## start
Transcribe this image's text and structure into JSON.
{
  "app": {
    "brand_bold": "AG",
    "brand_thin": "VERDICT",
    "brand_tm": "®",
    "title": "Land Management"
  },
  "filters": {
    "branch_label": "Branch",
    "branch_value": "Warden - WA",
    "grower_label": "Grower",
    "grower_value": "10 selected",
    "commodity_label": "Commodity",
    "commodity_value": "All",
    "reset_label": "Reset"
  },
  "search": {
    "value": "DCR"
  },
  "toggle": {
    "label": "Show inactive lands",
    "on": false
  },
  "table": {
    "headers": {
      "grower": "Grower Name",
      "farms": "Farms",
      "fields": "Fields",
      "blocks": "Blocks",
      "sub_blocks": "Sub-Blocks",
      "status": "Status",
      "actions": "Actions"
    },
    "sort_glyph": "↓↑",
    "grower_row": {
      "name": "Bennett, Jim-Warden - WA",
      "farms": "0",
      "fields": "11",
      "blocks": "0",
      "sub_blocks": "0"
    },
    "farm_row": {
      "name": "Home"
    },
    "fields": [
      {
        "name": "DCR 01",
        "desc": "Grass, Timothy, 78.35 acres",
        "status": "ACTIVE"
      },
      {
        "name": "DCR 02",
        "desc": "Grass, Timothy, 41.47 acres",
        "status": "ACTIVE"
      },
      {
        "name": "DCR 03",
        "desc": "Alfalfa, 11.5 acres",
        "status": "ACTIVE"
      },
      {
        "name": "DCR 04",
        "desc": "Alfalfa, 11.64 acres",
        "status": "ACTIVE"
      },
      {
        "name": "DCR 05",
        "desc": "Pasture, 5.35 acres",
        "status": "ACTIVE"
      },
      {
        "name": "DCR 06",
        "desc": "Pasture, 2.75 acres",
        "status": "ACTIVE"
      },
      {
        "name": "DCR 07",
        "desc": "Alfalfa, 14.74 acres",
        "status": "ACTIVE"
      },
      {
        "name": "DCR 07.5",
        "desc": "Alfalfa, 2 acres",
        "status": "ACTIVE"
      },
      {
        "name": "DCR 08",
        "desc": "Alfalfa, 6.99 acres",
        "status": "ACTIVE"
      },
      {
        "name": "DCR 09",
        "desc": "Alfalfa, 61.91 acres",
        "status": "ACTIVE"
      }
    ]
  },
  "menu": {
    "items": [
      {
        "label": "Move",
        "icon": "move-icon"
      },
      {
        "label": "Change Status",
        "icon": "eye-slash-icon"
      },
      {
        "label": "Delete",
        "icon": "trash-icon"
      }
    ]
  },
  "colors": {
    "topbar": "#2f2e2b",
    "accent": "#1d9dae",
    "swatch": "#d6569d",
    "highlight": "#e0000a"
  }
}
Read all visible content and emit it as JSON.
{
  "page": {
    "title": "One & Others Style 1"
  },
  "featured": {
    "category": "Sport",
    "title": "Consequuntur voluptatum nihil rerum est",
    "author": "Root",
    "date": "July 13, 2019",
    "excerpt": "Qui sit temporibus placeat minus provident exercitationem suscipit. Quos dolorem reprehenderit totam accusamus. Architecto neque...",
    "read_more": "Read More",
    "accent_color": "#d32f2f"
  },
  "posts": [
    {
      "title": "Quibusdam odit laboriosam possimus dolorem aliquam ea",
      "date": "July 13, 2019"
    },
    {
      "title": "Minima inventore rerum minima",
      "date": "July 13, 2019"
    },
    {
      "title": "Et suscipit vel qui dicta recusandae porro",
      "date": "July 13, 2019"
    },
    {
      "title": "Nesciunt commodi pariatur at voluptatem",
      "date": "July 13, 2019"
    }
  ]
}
## end
> **The problem**:
Each line of the material should be duplicated exactly, please.

> **Exercise solution**:
Transcribe this image's text and structure into JSON.
{
  "app": {
    "brand_bold": "AG",
    "brand_thin": "VERDICT",
    "brand_tm": "®",
    "title": "Land Management"
  },
  "filters": {
    "branch_label": "Branch",
    "branch_value": "Warden - WA",
    "grower_label": "Grower",
    "grower_value": "10 selected",
    "commodity_label": "Commodity",
    "commodity_value": "All",
    "reset_label": "Reset"
  },
  "search": {
    "value": "DCR"
  },
  "toggle": {
    "label": "Show inactive lands",
    "on": false
  },
  "table": {
    "headers": {
      "grower": "Grower Name",
      "farms": "Farms",
      "fields": "Fields",
      "blocks": "Blocks",
      "sub_blocks": "Sub-Blocks",
      "status": "Status",
      "actions": "Actions"
    },
    "sort_glyph": "↓↑",
    "grower_row": {
      "name": "Bennett, Jim-Warden - WA",
      "farms": "0",
      "fields": "11",
      "blocks": "0",
      "sub_blocks": "0"
    },
    "farm_row": {
      "name": "Home"
    },
    "fields": [
      {
        "name": "DCR 01",
        "desc": "Grass, Timothy, 78.35 acres",
        "status": "ACTIVE"
      },
      {
        "name": "DCR 02",
        "desc": "Grass, Timothy, 41.47 acres",
        "status": "ACTIVE"
      },
      {
        "name": "DCR 03",
        "desc": "Alfalfa, 11.5 acres",
        "status": "ACTIVE"
      },
      {
        "name": "DCR 04",
        "desc": "Alfalfa, 11.64 acres",
        "status": "ACTIVE"
      },
      {
        "name": "DCR 05",
        "desc": "Pasture, 5.35 acres",
        "status": "ACTIVE"
      },
      {
        "name": "DCR 06",
        "desc": "Pasture, 2.75 acres",
        "status": "ACTIVE"
      },
      {
        "name": "DCR 07",
        "desc": "Alfalfa, 14.74 acres",
        "status": "ACTIVE"
      },
      {
        "name": "DCR 07.5",
        "desc": "Alfalfa, 2 acres",
        "status": "ACTIVE"
      },
      {
        "name": "DCR 08",
        "desc": "Alfalfa, 6.99 acres",
        "status": "ACTIVE"
      },
      {
        "name": "DCR 09",
        "desc": "Alfalfa, 61.91 acres",
        "status": "ACTIVE"
      }
    ]
  },
  "menu": {
    "items": [
      {
        "label": "Move",
        "icon": "move-icon"
      },
      {
        "label": "Change Status",
        "icon": "eye-slash-icon"
      },
      {
        "label": "Delete",
        "icon": "trash-icon"
      }
    ]
  },
  "colors": {
    "topbar": "#2f2e2b",
    "accent": "#1d9dae",
    "swatch": "#d6569d",
    "highlight": "#e0000a"
  }
}
Read all visible content and emit it as JSON.
{
  "page": {
    "title": "One & Others Style 1"
  },
  "featured": {
    "category": "Sport",
    "title": "Consequuntur voluptatum nihil rerum est",
    "author": "Root",
    "date": "July 13, 2019",
    "excerpt": "Qui sit temporibus placeat minus provident exercitationem suscipit. Quos dolorem reprehenderit totam accusamus. Architecto neque...",
    "read_more": "Read More",
    "accent_color": "#d32f2f"
  },
  "posts": [
    {
      "title": "Quibusdam odit laboriosam possimus dolorem aliquam ea",
      "date": "July 13, 2019"
    },
    {
      "title": "Minima inventore rerum minima",
      "date": "July 13, 2019"
    },
    {
      "title": "Et suscipit vel qui dicta recusandae porro",
      "date": "July 13, 2019"
    },
    {
      "title": "Nesciunt commodi pariatur at voluptatem",
      "date": "July 13, 2019"
    }
  ]
}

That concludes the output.